[Datenauflistung]
----------
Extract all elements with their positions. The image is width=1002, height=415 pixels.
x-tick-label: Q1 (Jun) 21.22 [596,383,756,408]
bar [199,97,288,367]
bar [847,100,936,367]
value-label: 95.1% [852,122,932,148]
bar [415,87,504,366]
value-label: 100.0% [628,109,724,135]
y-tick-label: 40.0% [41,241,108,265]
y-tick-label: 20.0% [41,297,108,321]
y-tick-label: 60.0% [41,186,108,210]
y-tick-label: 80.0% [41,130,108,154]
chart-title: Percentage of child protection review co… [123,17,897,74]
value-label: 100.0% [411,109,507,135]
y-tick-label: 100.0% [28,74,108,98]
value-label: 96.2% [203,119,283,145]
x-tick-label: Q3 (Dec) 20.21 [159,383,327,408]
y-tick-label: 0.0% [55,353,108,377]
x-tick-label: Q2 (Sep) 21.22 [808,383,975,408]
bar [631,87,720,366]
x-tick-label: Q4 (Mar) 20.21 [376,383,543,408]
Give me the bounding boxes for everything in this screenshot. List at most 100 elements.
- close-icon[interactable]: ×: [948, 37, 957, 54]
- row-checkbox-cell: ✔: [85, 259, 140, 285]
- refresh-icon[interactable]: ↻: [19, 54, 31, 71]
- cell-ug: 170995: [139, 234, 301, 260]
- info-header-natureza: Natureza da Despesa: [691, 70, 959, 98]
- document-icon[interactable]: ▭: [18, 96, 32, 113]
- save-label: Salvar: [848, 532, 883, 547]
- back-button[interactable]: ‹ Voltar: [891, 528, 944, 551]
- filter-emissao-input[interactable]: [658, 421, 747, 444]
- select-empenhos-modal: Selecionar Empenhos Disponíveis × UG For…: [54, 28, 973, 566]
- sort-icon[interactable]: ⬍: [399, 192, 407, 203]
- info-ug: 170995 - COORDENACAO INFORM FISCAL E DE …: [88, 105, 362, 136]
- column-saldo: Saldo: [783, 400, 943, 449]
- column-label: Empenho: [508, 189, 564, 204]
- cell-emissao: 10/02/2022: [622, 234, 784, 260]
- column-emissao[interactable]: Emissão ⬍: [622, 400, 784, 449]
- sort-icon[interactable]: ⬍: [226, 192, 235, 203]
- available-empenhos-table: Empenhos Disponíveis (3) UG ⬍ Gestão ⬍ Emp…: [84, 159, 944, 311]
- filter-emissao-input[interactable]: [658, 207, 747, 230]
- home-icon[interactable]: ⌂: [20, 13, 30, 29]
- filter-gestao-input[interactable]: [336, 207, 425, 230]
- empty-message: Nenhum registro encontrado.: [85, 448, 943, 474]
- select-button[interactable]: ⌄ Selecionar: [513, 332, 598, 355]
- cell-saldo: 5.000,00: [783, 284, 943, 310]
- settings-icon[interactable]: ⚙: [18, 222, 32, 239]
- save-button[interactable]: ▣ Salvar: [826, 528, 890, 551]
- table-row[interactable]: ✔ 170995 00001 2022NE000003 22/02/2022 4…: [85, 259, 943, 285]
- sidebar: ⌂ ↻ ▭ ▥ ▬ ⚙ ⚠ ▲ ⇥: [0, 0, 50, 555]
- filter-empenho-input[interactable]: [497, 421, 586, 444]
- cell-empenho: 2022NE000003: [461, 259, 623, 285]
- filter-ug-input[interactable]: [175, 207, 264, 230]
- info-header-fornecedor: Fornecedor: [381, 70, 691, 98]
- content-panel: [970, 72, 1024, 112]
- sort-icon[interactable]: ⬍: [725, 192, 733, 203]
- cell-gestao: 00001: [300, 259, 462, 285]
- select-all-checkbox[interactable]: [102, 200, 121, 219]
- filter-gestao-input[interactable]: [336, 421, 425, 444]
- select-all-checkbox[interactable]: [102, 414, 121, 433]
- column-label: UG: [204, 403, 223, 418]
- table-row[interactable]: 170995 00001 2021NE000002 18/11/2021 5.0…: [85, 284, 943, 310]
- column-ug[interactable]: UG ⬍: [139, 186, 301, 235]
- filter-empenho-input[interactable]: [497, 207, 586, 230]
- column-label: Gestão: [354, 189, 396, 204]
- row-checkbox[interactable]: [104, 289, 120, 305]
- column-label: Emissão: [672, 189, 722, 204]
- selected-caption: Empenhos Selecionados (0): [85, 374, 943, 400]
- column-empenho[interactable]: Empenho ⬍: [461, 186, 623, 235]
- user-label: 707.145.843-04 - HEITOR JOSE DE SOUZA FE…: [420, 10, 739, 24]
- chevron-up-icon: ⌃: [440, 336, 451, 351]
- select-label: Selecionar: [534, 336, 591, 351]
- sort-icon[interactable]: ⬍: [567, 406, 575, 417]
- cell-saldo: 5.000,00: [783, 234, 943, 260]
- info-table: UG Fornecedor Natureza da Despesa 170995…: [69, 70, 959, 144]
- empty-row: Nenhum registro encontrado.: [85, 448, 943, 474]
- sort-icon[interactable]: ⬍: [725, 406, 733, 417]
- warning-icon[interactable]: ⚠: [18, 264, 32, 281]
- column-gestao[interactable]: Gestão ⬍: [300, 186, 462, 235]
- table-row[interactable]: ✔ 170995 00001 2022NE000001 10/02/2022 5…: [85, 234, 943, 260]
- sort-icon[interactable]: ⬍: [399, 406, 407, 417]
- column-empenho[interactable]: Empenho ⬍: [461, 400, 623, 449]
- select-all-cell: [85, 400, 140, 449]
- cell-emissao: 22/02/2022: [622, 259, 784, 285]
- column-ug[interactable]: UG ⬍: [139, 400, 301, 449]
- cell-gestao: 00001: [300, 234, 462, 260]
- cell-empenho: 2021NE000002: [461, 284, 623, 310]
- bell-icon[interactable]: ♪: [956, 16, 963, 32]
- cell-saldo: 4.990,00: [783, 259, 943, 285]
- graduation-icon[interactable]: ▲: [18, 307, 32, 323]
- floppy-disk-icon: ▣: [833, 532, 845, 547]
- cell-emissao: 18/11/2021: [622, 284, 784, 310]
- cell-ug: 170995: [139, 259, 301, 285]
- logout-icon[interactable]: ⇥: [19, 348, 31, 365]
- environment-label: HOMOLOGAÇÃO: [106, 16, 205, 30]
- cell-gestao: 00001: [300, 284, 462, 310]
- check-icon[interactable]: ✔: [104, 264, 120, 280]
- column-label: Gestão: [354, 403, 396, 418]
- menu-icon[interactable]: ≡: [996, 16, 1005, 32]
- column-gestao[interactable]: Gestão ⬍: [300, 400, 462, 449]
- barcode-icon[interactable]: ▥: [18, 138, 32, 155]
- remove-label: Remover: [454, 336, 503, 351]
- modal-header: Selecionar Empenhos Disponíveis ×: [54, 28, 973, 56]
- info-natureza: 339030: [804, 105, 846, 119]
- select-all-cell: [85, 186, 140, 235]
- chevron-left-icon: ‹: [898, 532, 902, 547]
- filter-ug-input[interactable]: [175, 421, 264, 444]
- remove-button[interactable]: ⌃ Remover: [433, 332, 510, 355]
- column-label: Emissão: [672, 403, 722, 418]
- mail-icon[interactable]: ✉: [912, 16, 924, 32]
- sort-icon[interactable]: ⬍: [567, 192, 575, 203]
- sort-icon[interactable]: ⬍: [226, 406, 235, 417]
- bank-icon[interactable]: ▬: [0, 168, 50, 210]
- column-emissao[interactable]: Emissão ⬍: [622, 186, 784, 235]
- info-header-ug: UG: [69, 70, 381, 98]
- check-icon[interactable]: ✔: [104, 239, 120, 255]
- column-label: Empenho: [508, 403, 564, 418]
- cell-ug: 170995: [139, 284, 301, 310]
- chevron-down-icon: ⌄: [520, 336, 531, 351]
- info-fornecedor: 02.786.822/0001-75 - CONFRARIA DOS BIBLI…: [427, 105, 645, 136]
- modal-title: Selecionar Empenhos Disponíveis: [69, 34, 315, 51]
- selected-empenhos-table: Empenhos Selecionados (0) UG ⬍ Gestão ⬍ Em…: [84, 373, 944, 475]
----------
AUFGABENDETAILS: Geben Sie die Einträge ab der ersten Zeile bis einschließlich der Zeile, die „x-tick-label: Q2 (Sep)“ enthält, Zeichen für Zeichen unverändert wieder.

ERWARTETE ANTWORT:
Extract all elements with their positions. The image is width=1002, height=415 pixels.
x-tick-label: Q1 (Jun) 21.22 [596,383,756,408]
bar [199,97,288,367]
bar [847,100,936,367]
value-label: 95.1% [852,122,932,148]
bar [415,87,504,366]
value-label: 100.0% [628,109,724,135]
y-tick-label: 40.0% [41,241,108,265]
y-tick-label: 20.0% [41,297,108,321]
y-tick-label: 60.0% [41,186,108,210]
y-tick-label: 80.0% [41,130,108,154]
chart-title: Percentage of child protection review co… [123,17,897,74]
value-label: 100.0% [411,109,507,135]
y-tick-label: 100.0% [28,74,108,98]
value-label: 96.2% [203,119,283,145]
x-tick-label: Q3 (Dec) 20.21 [159,383,327,408]
y-tick-label: 0.0% [55,353,108,377]
x-tick-label: Q2 (Sep) 21.22 [808,383,975,408]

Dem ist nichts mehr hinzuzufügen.